▸ **Task prompt**:
Find the string "мероприятия" in the records. Copy every line it appears in.

▸ **Source records**:
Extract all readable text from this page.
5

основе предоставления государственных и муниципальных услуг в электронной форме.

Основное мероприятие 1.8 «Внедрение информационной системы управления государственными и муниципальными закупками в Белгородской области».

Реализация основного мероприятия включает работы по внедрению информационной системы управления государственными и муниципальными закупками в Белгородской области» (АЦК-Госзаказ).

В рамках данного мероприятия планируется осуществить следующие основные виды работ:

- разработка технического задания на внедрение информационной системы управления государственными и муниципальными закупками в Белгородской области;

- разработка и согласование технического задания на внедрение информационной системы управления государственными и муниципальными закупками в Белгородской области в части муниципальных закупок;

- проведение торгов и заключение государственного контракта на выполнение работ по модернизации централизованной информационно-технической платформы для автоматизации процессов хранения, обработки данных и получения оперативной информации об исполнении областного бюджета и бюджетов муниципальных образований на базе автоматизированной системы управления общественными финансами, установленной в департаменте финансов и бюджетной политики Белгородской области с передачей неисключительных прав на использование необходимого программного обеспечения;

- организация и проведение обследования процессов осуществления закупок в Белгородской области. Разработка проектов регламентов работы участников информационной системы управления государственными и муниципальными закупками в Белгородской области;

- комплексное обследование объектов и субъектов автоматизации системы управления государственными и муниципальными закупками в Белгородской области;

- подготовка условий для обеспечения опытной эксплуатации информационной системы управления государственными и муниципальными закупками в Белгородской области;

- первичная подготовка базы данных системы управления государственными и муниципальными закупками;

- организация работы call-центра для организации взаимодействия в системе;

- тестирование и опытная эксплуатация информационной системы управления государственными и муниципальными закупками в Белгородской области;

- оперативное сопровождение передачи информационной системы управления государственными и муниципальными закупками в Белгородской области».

==

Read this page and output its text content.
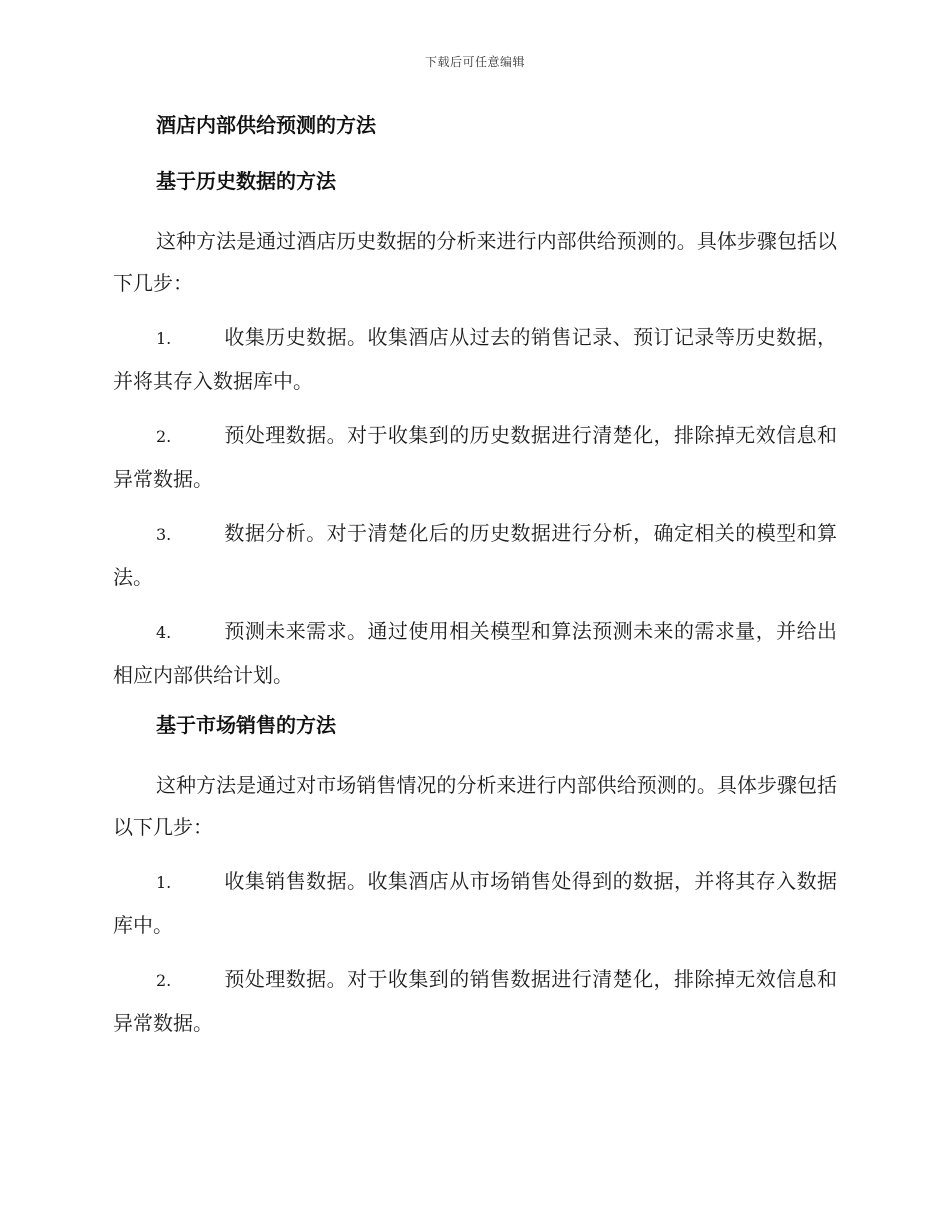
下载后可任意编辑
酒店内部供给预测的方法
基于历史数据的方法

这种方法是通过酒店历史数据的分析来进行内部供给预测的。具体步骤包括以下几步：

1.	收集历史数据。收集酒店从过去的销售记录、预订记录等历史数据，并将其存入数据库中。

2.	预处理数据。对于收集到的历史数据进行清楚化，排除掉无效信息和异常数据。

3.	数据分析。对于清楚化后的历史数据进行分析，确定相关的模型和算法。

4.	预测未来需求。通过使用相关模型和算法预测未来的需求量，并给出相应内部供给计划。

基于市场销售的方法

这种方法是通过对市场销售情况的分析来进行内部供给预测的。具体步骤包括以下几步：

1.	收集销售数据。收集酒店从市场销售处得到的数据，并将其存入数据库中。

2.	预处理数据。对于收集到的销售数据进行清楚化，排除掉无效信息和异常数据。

---

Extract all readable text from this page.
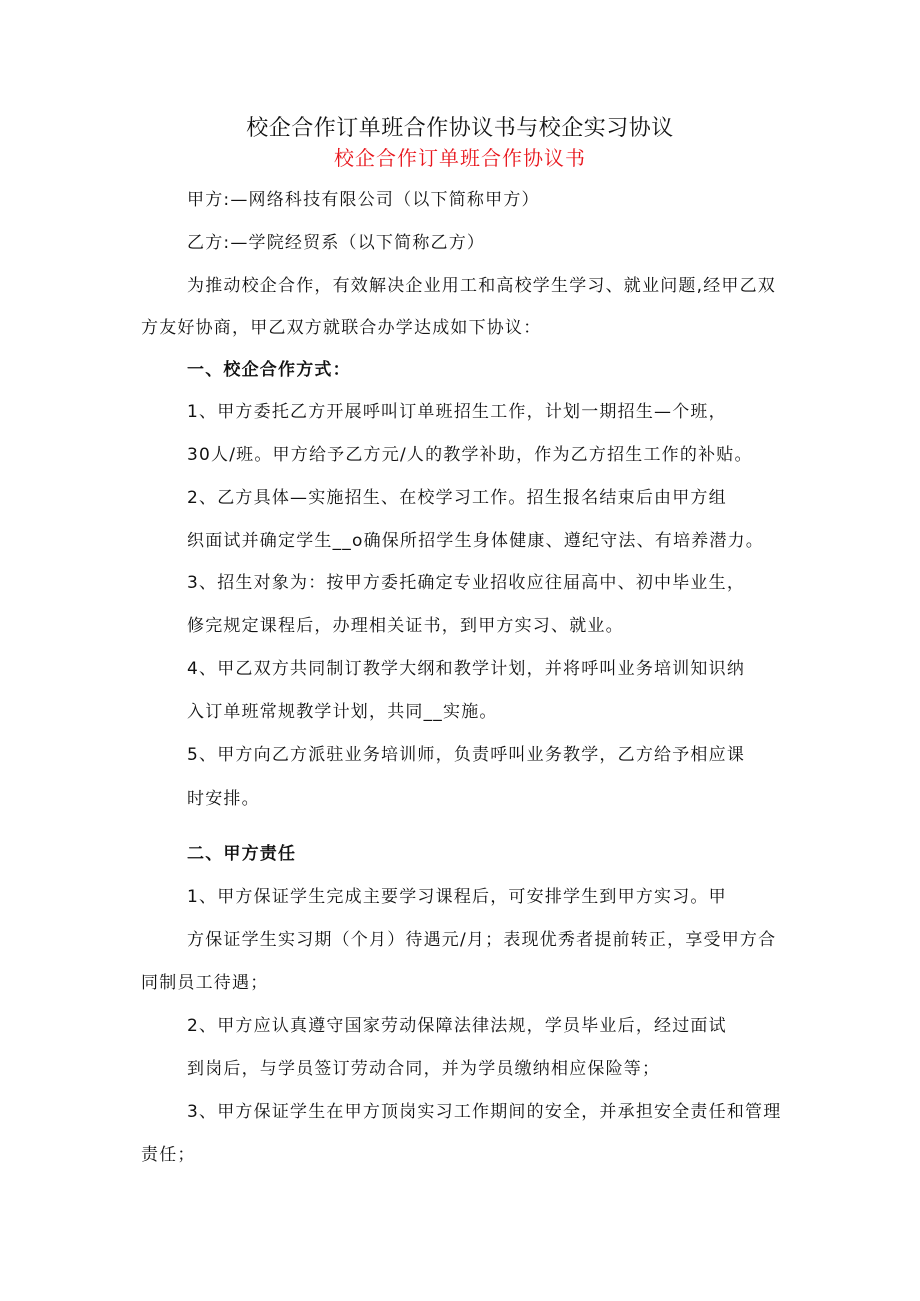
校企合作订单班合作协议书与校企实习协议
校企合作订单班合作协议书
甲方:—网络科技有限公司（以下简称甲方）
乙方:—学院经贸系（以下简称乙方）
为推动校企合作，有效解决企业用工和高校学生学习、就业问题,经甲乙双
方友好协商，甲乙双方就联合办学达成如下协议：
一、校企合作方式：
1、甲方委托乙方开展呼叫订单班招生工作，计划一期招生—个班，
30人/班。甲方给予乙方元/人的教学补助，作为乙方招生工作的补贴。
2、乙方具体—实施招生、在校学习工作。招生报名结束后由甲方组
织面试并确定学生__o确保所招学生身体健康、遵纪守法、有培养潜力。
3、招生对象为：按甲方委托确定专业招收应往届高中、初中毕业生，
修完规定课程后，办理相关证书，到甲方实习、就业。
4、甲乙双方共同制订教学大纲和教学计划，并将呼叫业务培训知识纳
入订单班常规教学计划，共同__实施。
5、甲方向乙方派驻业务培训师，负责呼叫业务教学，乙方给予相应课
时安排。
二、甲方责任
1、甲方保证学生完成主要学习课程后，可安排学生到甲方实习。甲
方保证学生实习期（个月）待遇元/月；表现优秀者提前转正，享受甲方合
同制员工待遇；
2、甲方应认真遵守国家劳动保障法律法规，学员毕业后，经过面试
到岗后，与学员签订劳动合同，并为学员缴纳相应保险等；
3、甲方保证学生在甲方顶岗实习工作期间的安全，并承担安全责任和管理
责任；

▸ **The solution**:
Реализация основного мероприятия включает работы по внедрению информационной системы управления государственными и муниципальными закупками в Белгородской области» (АЦК-Госзаказ).
В рамках данного мероприятия планируется осуществить следующие основные виды работ:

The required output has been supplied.